_Written request_
Using the records that follow, copy every line containing the word "Novices".

──────────────────────────────

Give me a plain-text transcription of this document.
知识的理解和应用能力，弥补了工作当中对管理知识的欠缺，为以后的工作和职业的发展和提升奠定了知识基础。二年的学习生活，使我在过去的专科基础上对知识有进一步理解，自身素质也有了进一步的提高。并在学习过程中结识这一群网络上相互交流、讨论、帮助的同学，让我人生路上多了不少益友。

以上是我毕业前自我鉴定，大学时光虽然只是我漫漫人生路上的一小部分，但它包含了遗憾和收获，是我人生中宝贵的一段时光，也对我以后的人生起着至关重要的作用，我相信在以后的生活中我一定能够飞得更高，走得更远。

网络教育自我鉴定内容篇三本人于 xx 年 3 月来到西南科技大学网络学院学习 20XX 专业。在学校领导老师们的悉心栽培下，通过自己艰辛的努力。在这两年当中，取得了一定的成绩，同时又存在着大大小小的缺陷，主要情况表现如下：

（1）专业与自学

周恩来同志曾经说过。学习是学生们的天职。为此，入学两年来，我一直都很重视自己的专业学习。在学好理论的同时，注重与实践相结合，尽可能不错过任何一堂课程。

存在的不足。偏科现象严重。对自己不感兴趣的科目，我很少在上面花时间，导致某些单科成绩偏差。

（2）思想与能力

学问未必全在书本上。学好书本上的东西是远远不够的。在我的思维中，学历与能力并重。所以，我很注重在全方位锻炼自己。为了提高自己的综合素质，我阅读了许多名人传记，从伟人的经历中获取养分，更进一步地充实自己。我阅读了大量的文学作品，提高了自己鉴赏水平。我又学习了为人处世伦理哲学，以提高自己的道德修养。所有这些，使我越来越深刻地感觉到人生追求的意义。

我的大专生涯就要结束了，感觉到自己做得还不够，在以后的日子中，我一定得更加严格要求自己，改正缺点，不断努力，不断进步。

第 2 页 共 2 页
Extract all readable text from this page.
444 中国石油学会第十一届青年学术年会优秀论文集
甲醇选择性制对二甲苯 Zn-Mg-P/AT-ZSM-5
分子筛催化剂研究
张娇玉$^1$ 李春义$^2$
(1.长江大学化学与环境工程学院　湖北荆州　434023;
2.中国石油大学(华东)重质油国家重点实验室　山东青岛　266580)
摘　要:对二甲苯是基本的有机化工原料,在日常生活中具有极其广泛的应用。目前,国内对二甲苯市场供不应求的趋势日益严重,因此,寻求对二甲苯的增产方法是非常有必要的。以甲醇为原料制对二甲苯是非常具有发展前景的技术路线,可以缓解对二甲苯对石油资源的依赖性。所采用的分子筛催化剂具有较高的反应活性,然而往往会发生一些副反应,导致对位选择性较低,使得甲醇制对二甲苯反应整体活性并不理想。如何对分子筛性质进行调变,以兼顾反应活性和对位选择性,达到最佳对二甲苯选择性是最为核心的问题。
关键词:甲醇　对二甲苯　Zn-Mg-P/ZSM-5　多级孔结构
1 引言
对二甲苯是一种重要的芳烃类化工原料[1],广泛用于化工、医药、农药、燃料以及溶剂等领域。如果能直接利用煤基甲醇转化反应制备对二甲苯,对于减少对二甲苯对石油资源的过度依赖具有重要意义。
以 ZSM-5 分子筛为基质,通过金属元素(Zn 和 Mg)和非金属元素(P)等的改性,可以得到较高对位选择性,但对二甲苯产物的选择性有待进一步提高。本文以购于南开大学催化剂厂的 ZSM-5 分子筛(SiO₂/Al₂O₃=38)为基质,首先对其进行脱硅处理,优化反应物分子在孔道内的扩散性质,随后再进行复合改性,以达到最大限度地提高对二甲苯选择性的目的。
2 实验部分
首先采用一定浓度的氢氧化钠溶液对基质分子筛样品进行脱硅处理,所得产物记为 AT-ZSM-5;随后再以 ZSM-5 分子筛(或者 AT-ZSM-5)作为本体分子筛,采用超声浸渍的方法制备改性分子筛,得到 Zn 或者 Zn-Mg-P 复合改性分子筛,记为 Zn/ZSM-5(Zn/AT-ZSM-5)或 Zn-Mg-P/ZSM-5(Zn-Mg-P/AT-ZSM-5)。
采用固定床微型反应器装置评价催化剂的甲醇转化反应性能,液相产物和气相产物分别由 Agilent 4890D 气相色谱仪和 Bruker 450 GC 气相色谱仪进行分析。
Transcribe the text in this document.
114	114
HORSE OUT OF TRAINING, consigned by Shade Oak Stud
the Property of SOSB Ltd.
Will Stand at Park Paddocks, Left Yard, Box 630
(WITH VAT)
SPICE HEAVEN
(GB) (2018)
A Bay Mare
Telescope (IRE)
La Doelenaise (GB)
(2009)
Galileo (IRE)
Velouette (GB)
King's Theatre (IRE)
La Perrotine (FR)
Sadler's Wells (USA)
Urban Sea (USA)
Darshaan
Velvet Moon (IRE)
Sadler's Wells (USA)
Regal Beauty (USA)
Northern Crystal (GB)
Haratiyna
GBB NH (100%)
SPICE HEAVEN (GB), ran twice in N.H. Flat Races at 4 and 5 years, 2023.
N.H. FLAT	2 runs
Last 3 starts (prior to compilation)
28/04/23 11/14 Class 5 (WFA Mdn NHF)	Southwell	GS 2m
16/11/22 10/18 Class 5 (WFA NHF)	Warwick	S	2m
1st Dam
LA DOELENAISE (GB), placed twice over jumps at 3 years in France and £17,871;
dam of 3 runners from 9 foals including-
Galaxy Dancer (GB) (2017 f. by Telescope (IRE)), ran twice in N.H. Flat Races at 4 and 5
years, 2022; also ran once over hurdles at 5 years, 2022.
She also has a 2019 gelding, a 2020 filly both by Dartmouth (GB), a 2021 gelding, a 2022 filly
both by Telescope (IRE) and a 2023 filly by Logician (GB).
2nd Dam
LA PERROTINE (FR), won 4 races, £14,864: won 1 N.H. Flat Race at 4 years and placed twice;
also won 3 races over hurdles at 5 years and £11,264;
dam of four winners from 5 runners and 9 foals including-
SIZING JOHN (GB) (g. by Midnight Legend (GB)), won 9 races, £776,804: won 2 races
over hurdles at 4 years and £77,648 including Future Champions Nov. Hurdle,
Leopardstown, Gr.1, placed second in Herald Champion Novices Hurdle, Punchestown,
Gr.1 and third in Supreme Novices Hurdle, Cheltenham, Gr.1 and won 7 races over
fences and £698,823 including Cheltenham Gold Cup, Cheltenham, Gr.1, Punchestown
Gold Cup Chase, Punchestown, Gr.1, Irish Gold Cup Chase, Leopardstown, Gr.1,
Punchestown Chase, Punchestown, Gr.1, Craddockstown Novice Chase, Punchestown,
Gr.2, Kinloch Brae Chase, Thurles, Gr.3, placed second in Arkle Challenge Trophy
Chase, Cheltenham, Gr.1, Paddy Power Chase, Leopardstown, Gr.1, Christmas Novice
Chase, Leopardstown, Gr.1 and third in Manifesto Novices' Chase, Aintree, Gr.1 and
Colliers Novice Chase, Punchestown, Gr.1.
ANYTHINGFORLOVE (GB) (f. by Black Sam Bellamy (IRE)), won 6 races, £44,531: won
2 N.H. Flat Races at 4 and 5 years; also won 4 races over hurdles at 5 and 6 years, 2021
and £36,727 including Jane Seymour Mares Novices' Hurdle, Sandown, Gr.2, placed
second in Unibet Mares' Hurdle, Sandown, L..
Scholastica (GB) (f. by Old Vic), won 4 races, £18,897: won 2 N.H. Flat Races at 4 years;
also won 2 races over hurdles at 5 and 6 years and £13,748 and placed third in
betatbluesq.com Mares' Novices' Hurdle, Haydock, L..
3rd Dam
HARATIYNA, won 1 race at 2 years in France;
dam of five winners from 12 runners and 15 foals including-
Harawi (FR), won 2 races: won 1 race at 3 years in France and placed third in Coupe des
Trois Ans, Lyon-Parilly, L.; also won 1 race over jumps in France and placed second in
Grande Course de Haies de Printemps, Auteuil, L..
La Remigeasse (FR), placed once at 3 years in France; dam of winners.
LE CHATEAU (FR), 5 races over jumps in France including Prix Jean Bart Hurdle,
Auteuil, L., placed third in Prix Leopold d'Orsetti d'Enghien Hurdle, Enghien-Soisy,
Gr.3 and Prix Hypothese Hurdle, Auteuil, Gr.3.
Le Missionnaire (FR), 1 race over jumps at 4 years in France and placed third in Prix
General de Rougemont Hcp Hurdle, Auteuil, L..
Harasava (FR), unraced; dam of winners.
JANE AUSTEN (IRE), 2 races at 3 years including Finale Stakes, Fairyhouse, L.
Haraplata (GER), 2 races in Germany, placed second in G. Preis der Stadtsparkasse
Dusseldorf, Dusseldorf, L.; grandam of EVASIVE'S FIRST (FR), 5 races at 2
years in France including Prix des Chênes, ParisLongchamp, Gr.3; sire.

──────────────────────────────

_Complete output_
Leopardstown, Gr.1, placed second in Herald Champion Novices Hurdle, Punchestown,
Gr.1 and third in Supreme Novices Hurdle, Cheltenham, Gr.1 and won 7 races over
Chase, Leopardstown, Gr.1 and third in Manifesto Novices' Chase, Aintree, Gr.1 and
and £36,727 including Jane Seymour Mares Novices' Hurdle, Sandown, Gr.2, placed
betatbluesq.com Mares' Novices' Hurdle, Haydock, L..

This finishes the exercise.